Stored data entries:
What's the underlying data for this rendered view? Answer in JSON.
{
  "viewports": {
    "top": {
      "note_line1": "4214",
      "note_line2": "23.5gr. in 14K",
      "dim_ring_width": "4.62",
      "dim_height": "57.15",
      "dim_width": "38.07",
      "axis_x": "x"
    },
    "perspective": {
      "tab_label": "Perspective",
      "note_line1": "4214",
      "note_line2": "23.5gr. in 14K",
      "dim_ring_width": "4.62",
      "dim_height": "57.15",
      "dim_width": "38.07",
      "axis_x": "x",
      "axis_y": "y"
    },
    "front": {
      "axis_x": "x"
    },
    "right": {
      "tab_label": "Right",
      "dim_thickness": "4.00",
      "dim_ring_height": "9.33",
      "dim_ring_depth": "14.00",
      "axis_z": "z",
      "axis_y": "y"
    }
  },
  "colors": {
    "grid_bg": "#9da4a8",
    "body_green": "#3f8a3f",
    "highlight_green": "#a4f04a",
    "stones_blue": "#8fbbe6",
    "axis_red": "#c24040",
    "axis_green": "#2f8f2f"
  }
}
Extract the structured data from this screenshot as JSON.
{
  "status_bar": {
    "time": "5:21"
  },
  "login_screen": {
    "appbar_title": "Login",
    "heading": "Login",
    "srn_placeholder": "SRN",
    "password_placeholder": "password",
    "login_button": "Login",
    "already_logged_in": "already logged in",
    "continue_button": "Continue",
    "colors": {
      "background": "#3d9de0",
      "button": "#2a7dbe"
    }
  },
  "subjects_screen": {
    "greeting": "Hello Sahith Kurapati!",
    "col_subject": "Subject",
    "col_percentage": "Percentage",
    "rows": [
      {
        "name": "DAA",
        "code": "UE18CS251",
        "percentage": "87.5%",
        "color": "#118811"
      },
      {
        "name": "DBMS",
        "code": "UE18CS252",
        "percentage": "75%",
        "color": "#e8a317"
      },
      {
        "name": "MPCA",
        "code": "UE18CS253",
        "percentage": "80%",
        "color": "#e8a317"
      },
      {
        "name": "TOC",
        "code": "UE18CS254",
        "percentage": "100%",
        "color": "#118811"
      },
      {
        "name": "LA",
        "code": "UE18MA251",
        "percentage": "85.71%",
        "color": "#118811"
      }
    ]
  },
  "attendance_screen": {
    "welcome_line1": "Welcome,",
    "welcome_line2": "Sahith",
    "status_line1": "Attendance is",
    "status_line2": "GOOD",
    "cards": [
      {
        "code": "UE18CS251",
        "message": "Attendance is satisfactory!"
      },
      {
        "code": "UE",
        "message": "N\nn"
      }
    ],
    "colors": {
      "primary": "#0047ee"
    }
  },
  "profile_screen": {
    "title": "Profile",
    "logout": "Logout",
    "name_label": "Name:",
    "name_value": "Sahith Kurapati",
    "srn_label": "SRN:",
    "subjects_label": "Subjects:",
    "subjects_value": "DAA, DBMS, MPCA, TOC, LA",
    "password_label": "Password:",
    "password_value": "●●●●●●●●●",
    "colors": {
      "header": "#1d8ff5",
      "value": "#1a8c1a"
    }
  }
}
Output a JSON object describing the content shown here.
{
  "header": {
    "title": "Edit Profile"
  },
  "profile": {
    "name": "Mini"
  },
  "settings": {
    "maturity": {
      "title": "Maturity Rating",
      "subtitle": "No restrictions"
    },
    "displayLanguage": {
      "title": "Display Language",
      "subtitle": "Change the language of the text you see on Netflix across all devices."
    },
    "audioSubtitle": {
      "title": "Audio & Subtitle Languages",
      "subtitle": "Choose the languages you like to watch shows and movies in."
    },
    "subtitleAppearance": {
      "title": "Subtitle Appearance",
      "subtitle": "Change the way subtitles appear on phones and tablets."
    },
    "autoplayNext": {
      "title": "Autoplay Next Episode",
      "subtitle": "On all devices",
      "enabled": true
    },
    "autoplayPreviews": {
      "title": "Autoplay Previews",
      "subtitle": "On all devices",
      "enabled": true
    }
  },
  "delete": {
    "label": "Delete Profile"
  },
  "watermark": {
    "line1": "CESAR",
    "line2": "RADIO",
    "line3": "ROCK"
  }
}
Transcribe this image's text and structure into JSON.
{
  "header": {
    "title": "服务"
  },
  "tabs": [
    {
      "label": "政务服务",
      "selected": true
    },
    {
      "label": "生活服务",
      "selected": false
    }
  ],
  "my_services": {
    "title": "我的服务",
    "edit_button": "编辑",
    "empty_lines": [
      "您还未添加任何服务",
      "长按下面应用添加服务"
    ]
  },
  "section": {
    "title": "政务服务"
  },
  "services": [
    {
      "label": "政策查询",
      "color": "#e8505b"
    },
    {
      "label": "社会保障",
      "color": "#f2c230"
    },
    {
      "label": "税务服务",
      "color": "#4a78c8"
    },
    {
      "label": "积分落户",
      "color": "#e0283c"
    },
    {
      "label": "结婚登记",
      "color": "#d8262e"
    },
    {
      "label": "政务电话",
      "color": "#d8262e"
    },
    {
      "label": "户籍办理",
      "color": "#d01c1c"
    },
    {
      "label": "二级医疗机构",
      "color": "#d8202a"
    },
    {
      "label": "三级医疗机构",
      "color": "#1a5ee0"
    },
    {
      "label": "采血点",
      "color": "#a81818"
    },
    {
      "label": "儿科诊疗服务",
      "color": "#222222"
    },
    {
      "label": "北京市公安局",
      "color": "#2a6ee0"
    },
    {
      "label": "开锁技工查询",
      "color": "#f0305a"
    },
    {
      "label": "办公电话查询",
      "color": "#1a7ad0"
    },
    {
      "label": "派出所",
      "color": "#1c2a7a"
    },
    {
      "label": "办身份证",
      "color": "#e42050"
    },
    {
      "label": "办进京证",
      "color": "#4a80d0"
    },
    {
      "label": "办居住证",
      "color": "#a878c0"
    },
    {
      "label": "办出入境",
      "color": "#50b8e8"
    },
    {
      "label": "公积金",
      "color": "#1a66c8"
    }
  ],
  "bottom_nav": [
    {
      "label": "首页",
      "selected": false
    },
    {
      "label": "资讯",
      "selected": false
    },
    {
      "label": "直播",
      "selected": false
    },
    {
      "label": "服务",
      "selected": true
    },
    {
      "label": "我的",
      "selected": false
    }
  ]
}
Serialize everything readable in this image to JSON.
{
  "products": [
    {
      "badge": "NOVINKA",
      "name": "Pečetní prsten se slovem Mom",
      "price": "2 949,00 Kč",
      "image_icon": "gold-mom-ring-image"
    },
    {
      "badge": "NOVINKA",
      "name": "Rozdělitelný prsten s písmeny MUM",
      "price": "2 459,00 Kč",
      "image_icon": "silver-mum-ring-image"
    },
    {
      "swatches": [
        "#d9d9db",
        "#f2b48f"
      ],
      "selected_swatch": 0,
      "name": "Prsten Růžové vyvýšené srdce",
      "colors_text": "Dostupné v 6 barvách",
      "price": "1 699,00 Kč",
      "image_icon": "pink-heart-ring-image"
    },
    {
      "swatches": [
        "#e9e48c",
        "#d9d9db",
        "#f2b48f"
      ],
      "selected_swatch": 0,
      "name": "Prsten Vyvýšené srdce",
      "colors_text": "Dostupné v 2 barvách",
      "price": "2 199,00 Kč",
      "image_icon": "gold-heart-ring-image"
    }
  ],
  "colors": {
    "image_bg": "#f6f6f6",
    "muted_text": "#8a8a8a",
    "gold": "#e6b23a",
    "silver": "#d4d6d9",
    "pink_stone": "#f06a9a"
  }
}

DIRECTIONS FOR THIS TASK. Reproduce every line above without error.

REPLY.
What's the underlying data for this rendered view? Answer in JSON.
{
  "viewports": {
    "top": {
      "note_line1": "4214",
      "note_line2": "23.5gr. in 14K",
      "dim_ring_width": "4.62",
      "dim_height": "57.15",
      "dim_width": "38.07",
      "axis_x": "x"
    },
    "perspective": {
      "tab_label": "Perspective",
      "note_line1": "4214",
      "note_line2": "23.5gr. in 14K",
      "dim_ring_width": "4.62",
      "dim_height": "57.15",
      "dim_width": "38.07",
      "axis_x": "x",
      "axis_y": "y"
    },
    "front": {
      "axis_x": "x"
    },
    "right": {
      "tab_label": "Right",
      "dim_thickness": "4.00",
      "dim_ring_height": "9.33",
      "dim_ring_depth": "14.00",
      "axis_z": "z",
      "axis_y": "y"
    }
  },
  "colors": {
    "grid_bg": "#9da4a8",
    "body_green": "#3f8a3f",
    "highlight_green": "#a4f04a",
    "stones_blue": "#8fbbe6",
    "axis_red": "#c24040",
    "axis_green": "#2f8f2f"
  }
}
Extract the structured data from this screenshot as JSON.
{
  "status_bar": {
    "time": "5:21"
  },
  "login_screen": {
    "appbar_title": "Login",
    "heading": "Login",
    "srn_placeholder": "SRN",
    "password_placeholder": "password",
    "login_button": "Login",
    "already_logged_in": "already logged in",
    "continue_button": "Continue",
    "colors": {
      "background": "#3d9de0",
      "button": "#2a7dbe"
    }
  },
  "subjects_screen": {
    "greeting": "Hello Sahith Kurapati!",
    "col_subject": "Subject",
    "col_percentage": "Percentage",
    "rows": [
      {
        "name": "DAA",
        "code": "UE18CS251",
        "percentage": "87.5%",
        "color": "#118811"
      },
      {
        "name": "DBMS",
        "code": "UE18CS252",
        "percentage": "75%",
        "color": "#e8a317"
      },
      {
        "name": "MPCA",
        "code": "UE18CS253",
        "percentage": "80%",
        "color": "#e8a317"
      },
      {
        "name": "TOC",
        "code": "UE18CS254",
        "percentage": "100%",
        "color": "#118811"
      },
      {
        "name": "LA",
        "code": "UE18MA251",
        "percentage": "85.71%",
        "color": "#118811"
      }
    ]
  },
  "attendance_screen": {
    "welcome_line1": "Welcome,",
    "welcome_line2": "Sahith",
    "status_line1": "Attendance is",
    "status_line2": "GOOD",
    "cards": [
      {
        "code": "UE18CS251",
        "message": "Attendance is satisfactory!"
      },
      {
        "code": "UE",
        "message": "N\nn"
      }
    ],
    "colors": {
      "primary": "#0047ee"
    }
  },
  "profile_screen": {
    "title": "Profile",
    "logout": "Logout",
    "name_label": "Name:",
    "name_value": "Sahith Kurapati",
    "srn_label": "SRN:",
    "subjects_label": "Subjects:",
    "subjects_value": "DAA, DBMS, MPCA, TOC, LA",
    "password_label": "Password:",
    "password_value": "●●●●●●●●●",
    "colors": {
      "header": "#1d8ff5",
      "value": "#1a8c1a"
    }
  }
}
Output a JSON object describing the content shown here.
{
  "header": {
    "title": "Edit Profile"
  },
  "profile": {
    "name": "Mini"
  },
  "settings": {
    "maturity": {
      "title": "Maturity Rating",
      "subtitle": "No restrictions"
    },
    "displayLanguage": {
      "title": "Display Language",
      "subtitle": "Change the language of the text you see on Netflix across all devices."
    },
    "audioSubtitle": {
      "title": "Audio & Subtitle Languages",
      "subtitle": "Choose the languages you like to watch shows and movies in."
    },
    "subtitleAppearance": {
      "title": "Subtitle Appearance",
      "subtitle": "Change the way subtitles appear on phones and tablets."
    },
    "autoplayNext": {
      "title": "Autoplay Next Episode",
      "subtitle": "On all devices",
      "enabled": true
    },
    "autoplayPreviews": {
      "title": "Autoplay Previews",
      "subtitle": "On all devices",
      "enabled": true
    }
  },
  "delete": {
    "label": "Delete Profile"
  },
  "watermark": {
    "line1": "CESAR",
    "line2": "RADIO",
    "line3": "ROCK"
  }
}
Transcribe this image's text and structure into JSON.
{
  "header": {
    "title": "服务"
  },
  "tabs": [
    {
      "label": "政务服务",
      "selected": true
    },
    {
      "label": "生活服务",
      "selected": false
    }
  ],
  "my_services": {
    "title": "我的服务",
    "edit_button": "编辑",
    "empty_lines": [
      "您还未添加任何服务",
      "长按下面应用添加服务"
    ]
  },
  "section": {
    "title": "政务服务"
  },
  "services": [
    {
      "label": "政策查询",
      "color": "#e8505b"
    },
    {
      "label": "社会保障",
      "color": "#f2c230"
    },
    {
      "label": "税务服务",
      "color": "#4a78c8"
    },
    {
      "label": "积分落户",
      "color": "#e0283c"
    },
    {
      "label": "结婚登记",
      "color": "#d8262e"
    },
    {
      "label": "政务电话",
      "color": "#d8262e"
    },
    {
      "label": "户籍办理",
      "color": "#d01c1c"
    },
    {
      "label": "二级医疗机构",
      "color": "#d8202a"
    },
    {
      "label": "三级医疗机构",
      "color": "#1a5ee0"
    },
    {
      "label": "采血点",
      "color": "#a81818"
    },
    {
      "label": "儿科诊疗服务",
      "color": "#222222"
    },
    {
      "label": "北京市公安局",
      "color": "#2a6ee0"
    },
    {
      "label": "开锁技工查询",
      "color": "#f0305a"
    },
    {
      "label": "办公电话查询",
      "color": "#1a7ad0"
    },
    {
      "label": "派出所",
      "color": "#1c2a7a"
    },
    {
      "label": "办身份证",
      "color": "#e42050"
    },
    {
      "label": "办进京证",
      "color": "#4a80d0"
    },
    {
      "label": "办居住证",
      "color": "#a878c0"
    },
    {
      "label": "办出入境",
      "color": "#50b8e8"
    },
    {
      "label": "公积金",
      "color": "#1a66c8"
    }
  ],
  "bottom_nav": [
    {
      "label": "首页",
      "selected": false
    },
    {
      "label": "资讯",
      "selected": false
    },
    {
      "label": "直播",
      "selected": false
    },
    {
      "label": "服务",
      "selected": true
    },
    {
      "label": "我的",
      "selected": false
    }
  ]
}
Serialize everything readable in this image to JSON.
{
  "products": [
    {
      "badge": "NOVINKA",
      "name": "Pečetní prsten se slovem Mom",
      "price": "2 949,00 Kč",
      "image_icon": "gold-mom-ring-image"
    },
    {
      "badge": "NOVINKA",
      "name": "Rozdělitelný prsten s písmeny MUM",
      "price": "2 459,00 Kč",
      "image_icon": "silver-mum-ring-image"
    },
    {
      "swatches": [
        "#d9d9db",
        "#f2b48f"
      ],
      "selected_swatch": 0,
      "name": "Prsten Růžové vyvýšené srdce",
      "colors_text": "Dostupné v 6 barvách",
      "price": "1 699,00 Kč",
      "image_icon": "pink-heart-ring-image"
    },
    {
      "swatches": [
        "#e9e48c",
        "#d9d9db",
        "#f2b48f"
      ],
      "selected_swatch": 0,
      "name": "Prsten Vyvýšené srdce",
      "colors_text": "Dostupné v 2 barvách",
      "price": "2 199,00 Kč",
      "image_icon": "gold-heart-ring-image"
    }
  ],
  "colors": {
    "image_bg": "#f6f6f6",
    "muted_text": "#8a8a8a",
    "gold": "#e6b23a",
    "silver": "#d4d6d9",
    "pink_stone": "#f06a9a"
  }
}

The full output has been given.